TASK DATA -
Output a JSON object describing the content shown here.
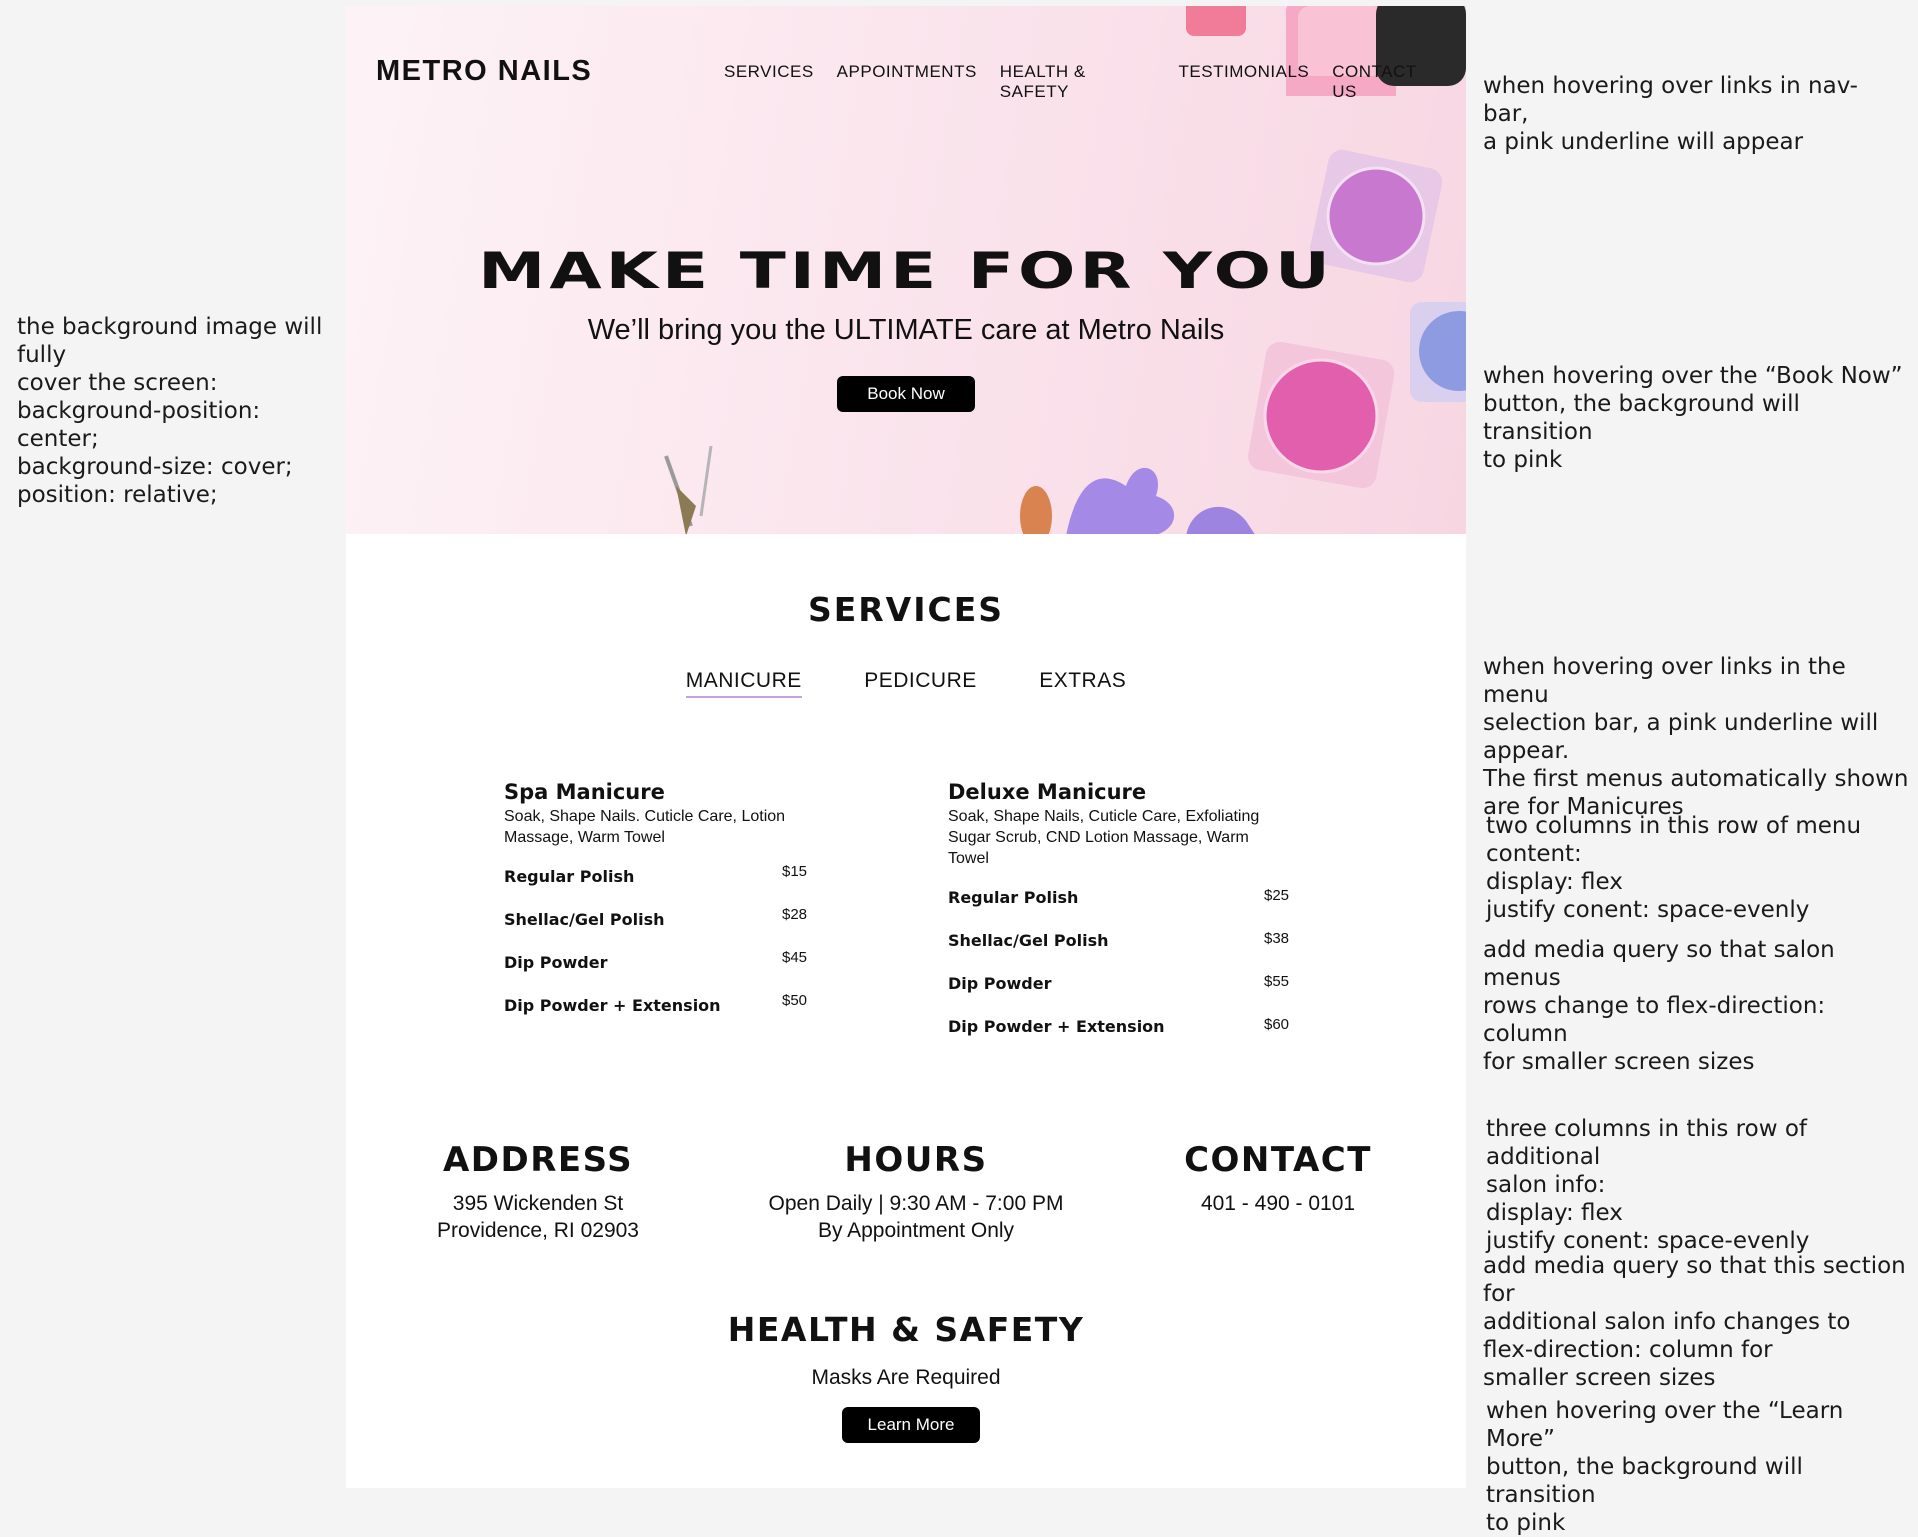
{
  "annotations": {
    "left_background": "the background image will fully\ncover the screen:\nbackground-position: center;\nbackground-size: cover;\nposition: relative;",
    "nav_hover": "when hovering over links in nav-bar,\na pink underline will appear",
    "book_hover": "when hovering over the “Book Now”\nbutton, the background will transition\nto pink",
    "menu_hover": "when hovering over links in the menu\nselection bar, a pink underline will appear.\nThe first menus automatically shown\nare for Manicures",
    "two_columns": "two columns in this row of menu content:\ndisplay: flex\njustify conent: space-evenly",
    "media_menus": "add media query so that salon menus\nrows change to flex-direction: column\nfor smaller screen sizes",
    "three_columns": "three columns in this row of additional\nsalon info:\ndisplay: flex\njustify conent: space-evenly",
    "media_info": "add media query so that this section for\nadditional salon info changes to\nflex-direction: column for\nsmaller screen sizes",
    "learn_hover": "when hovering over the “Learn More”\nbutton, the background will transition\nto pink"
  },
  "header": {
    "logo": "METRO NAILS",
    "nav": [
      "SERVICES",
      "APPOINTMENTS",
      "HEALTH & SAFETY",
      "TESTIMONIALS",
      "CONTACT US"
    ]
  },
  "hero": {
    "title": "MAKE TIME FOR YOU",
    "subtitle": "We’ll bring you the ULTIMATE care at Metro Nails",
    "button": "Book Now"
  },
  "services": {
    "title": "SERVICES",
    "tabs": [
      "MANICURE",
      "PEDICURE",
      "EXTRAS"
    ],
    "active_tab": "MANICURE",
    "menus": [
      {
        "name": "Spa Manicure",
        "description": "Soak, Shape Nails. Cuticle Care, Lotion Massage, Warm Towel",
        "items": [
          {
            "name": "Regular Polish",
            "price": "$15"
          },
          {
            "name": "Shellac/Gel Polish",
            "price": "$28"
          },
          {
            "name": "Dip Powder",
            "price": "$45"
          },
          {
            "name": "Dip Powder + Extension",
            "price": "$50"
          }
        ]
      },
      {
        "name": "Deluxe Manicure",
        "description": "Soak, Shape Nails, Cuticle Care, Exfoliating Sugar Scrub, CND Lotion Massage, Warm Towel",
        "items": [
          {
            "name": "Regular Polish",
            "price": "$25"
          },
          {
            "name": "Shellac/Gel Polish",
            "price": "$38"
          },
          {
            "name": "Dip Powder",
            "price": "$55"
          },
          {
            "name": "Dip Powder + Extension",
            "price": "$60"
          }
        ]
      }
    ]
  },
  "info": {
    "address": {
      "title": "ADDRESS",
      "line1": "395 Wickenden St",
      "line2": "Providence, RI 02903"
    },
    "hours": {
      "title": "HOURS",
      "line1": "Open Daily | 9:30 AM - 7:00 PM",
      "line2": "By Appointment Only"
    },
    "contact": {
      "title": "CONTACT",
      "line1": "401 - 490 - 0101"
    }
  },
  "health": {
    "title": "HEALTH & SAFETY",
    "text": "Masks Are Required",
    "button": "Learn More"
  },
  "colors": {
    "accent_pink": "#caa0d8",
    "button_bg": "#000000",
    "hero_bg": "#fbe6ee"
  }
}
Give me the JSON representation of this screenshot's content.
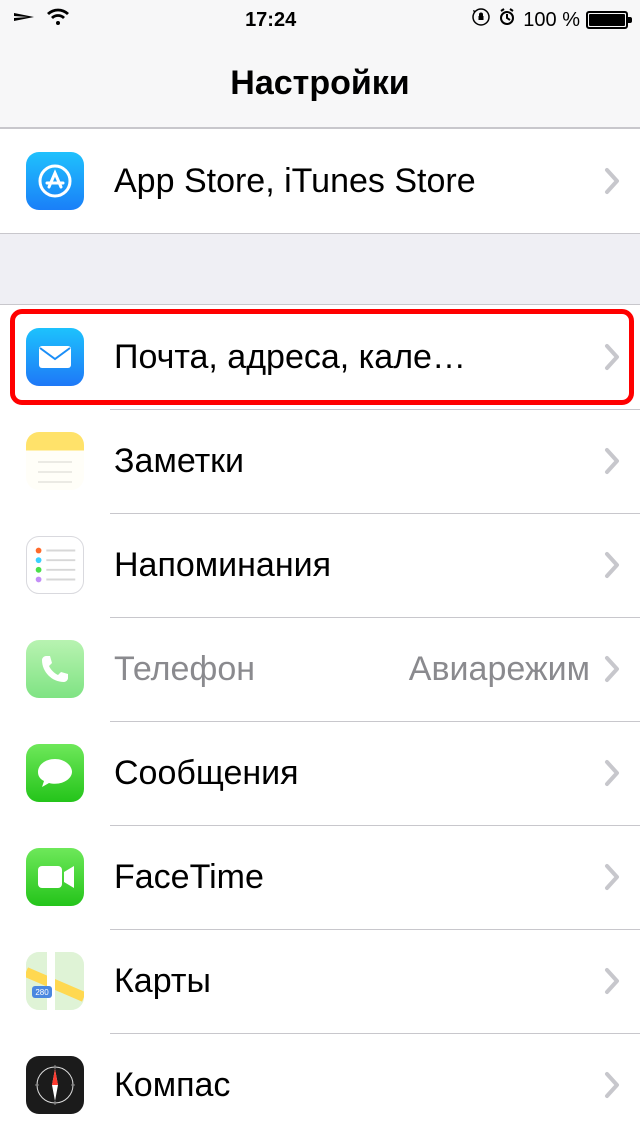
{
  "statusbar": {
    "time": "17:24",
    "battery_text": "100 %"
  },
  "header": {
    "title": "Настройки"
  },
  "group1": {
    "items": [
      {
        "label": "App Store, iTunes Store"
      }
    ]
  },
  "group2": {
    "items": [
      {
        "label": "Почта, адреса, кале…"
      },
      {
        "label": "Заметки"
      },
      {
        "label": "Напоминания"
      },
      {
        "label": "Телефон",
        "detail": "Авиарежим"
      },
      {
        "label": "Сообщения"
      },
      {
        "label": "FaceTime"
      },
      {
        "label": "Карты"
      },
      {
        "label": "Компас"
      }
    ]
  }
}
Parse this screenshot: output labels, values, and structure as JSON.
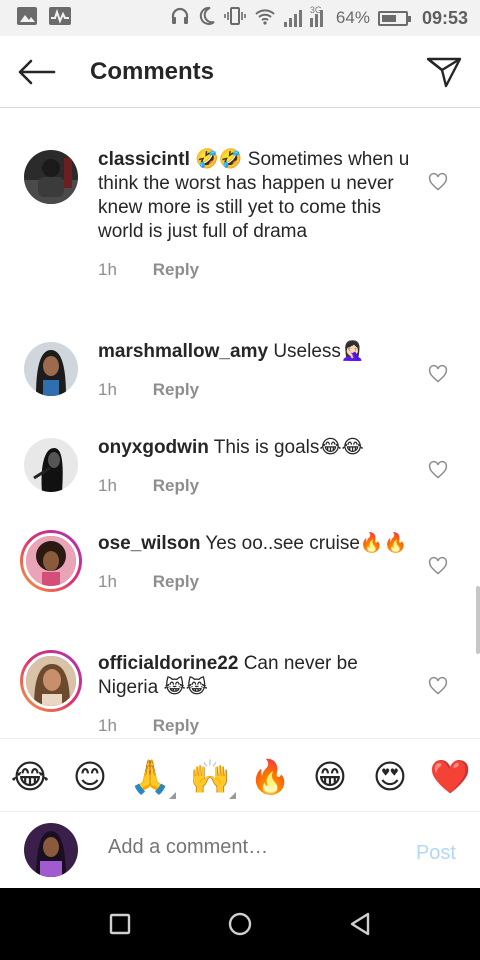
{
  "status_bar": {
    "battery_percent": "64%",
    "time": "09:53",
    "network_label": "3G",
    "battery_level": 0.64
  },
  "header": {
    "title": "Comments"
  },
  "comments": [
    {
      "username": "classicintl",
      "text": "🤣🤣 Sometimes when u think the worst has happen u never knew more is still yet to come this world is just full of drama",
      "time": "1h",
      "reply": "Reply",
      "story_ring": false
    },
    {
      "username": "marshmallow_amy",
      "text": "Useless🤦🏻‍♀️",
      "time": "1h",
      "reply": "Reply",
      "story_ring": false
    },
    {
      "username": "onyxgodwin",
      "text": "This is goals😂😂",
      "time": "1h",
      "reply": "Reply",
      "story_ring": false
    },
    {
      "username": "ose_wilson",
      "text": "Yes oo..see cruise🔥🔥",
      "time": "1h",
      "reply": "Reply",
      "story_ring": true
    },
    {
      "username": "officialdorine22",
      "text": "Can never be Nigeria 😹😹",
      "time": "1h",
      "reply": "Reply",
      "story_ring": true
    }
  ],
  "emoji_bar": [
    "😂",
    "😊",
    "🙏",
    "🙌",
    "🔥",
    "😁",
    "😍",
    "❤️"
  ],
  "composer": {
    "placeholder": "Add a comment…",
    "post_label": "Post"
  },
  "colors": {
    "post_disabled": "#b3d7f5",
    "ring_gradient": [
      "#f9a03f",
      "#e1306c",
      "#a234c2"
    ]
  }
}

PROBLEM - Copy all the records above exactly, but leave out the pictures.

WRITTEN SOLUTION -
Output a JSON object describing the content shown here.
{
  "annotations": {
    "left_background": "the background image will fully\ncover the screen:\nbackground-position: center;\nbackground-size: cover;\nposition: relative;",
    "nav_hover": "when hovering over links in nav-bar,\na pink underline will appear",
    "book_hover": "when hovering over the “Book Now”\nbutton, the background will transition\nto pink",
    "menu_hover": "when hovering over links in the menu\nselection bar, a pink underline will appear.\nThe first menus automatically shown\nare for Manicures",
    "two_columns": "two columns in this row of menu content:\ndisplay: flex\njustify conent: space-evenly",
    "media_menus": "add media query so that salon menus\nrows change to flex-direction: column\nfor smaller screen sizes",
    "three_columns": "three columns in this row of additional\nsalon info:\ndisplay: flex\njustify conent: space-evenly",
    "media_info": "add media query so that this section for\nadditional salon info changes to\nflex-direction: column for\nsmaller screen sizes",
    "learn_hover": "when hovering over the “Learn More”\nbutton, the background will transition\nto pink"
  },
  "header": {
    "logo": "METRO NAILS",
    "nav": [
      "SERVICES",
      "APPOINTMENTS",
      "HEALTH & SAFETY",
      "TESTIMONIALS",
      "CONTACT US"
    ]
  },
  "hero": {
    "title": "MAKE TIME FOR YOU",
    "subtitle": "We’ll bring you the ULTIMATE care at Metro Nails",
    "button": "Book Now"
  },
  "services": {
    "title": "SERVICES",
    "tabs": [
      "MANICURE",
      "PEDICURE",
      "EXTRAS"
    ],
    "active_tab": "MANICURE",
    "menus": [
      {
        "name": "Spa Manicure",
        "description": "Soak, Shape Nails. Cuticle Care, Lotion Massage, Warm Towel",
        "items": [
          {
            "name": "Regular Polish",
            "price": "$15"
          },
          {
            "name": "Shellac/Gel Polish",
            "price": "$28"
          },
          {
            "name": "Dip Powder",
            "price": "$45"
          },
          {
            "name": "Dip Powder + Extension",
            "price": "$50"
          }
        ]
      },
      {
        "name": "Deluxe Manicure",
        "description": "Soak, Shape Nails, Cuticle Care, Exfoliating Sugar Scrub, CND Lotion Massage, Warm Towel",
        "items": [
          {
            "name": "Regular Polish",
            "price": "$25"
          },
          {
            "name": "Shellac/Gel Polish",
            "price": "$38"
          },
          {
            "name": "Dip Powder",
            "price": "$55"
          },
          {
            "name": "Dip Powder + Extension",
            "price": "$60"
          }
        ]
      }
    ]
  },
  "info": {
    "address": {
      "title": "ADDRESS",
      "line1": "395 Wickenden St",
      "line2": "Providence, RI 02903"
    },
    "hours": {
      "title": "HOURS",
      "line1": "Open Daily | 9:30 AM - 7:00 PM",
      "line2": "By Appointment Only"
    },
    "contact": {
      "title": "CONTACT",
      "line1": "401 - 490 - 0101"
    }
  },
  "health": {
    "title": "HEALTH & SAFETY",
    "text": "Masks Are Required",
    "button": "Learn More"
  },
  "colors": {
    "accent_pink": "#caa0d8",
    "button_bg": "#000000",
    "hero_bg": "#fbe6ee"
  }
}
Give me the JSON representation of this screenshot's content.
{
  "statusbar": {
    "time": "17:24",
    "battery_text": "100 %"
  },
  "header": {
    "title": "Настройки"
  },
  "group1": {
    "items": [
      {
        "label": "App Store, iTunes Store"
      }
    ]
  },
  "group2": {
    "items": [
      {
        "label": "Почта, адреса, кале…"
      },
      {
        "label": "Заметки"
      },
      {
        "label": "Напоминания"
      },
      {
        "label": "Телефон",
        "detail": "Авиарежим"
      },
      {
        "label": "Сообщения"
      },
      {
        "label": "FaceTime"
      },
      {
        "label": "Карты"
      },
      {
        "label": "Компас"
      }
    ]
  }
}
Parse this screenshot: output labels, values, and structure as JSON.
{
  "status_bar": {
    "battery_percent": "64%",
    "time": "09:53",
    "network_label": "3G",
    "battery_level": 0.64
  },
  "header": {
    "title": "Comments"
  },
  "comments": [
    {
      "username": "classicintl",
      "text": "🤣🤣 Sometimes when u think the worst has happen u never knew more is still yet to come this world is just full of drama",
      "time": "1h",
      "reply": "Reply",
      "story_ring": false
    },
    {
      "username": "marshmallow_amy",
      "text": "Useless🤦🏻‍♀️",
      "time": "1h",
      "reply": "Reply",
      "story_ring": false
    },
    {
      "username": "onyxgodwin",
      "text": "This is goals😂😂",
      "time": "1h",
      "reply": "Reply",
      "story_ring": false
    },
    {
      "username": "ose_wilson",
      "text": "Yes oo..see cruise🔥🔥",
      "time": "1h",
      "reply": "Reply",
      "story_ring": true
    },
    {
      "username": "officialdorine22",
      "text": "Can never be Nigeria 😹😹",
      "time": "1h",
      "reply": "Reply",
      "story_ring": true
    }
  ],
  "emoji_bar": [
    "😂",
    "😊",
    "🙏",
    "🙌",
    "🔥",
    "😁",
    "😍",
    "❤️"
  ],
  "composer": {
    "placeholder": "Add a comment…",
    "post_label": "Post"
  },
  "colors": {
    "post_disabled": "#b3d7f5",
    "ring_gradient": [
      "#f9a03f",
      "#e1306c",
      "#a234c2"
    ]
  }
}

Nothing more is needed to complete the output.